■ JOB ■
Pull every line holding the string "value" from the records below.

■ SUPPLIED RECORDS ■
════════════════
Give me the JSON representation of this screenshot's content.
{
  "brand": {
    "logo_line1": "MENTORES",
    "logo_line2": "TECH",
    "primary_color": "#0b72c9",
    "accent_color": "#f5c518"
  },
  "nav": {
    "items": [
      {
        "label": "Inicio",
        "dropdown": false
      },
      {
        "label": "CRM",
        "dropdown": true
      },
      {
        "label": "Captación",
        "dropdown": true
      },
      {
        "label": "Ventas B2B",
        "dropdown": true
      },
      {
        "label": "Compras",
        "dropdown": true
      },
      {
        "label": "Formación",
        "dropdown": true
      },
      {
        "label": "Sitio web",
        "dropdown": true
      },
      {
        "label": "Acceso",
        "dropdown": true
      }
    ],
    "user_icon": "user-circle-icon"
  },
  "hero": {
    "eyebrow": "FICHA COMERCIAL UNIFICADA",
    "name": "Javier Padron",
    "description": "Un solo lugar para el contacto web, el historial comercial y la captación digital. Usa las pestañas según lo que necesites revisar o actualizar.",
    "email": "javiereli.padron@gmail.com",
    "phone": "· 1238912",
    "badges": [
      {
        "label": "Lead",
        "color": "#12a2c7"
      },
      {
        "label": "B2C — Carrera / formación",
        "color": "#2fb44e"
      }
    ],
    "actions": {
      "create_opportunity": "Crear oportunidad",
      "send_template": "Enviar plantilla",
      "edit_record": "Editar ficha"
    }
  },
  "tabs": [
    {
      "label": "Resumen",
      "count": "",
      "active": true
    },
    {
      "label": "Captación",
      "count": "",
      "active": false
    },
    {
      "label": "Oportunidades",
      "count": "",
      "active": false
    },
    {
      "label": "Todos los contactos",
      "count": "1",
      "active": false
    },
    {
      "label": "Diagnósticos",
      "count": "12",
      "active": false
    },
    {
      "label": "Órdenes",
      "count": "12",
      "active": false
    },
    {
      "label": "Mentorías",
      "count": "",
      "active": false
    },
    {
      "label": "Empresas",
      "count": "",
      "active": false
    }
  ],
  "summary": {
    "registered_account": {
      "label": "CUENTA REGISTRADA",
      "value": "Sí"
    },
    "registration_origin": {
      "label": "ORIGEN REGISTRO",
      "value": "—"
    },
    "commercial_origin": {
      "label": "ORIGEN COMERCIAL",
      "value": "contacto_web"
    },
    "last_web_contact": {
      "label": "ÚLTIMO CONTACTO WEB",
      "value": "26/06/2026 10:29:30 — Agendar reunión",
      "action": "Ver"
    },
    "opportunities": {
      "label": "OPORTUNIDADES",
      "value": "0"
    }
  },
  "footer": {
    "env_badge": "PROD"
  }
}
════════════════
■ OUTPUT FOR THIS TASK ■
      "value": "Sí"
      "value": "—"
      "value": "contacto_web"
      "value": "26/06/2026 10:29:30 — Agendar reunión",
      "value": "0"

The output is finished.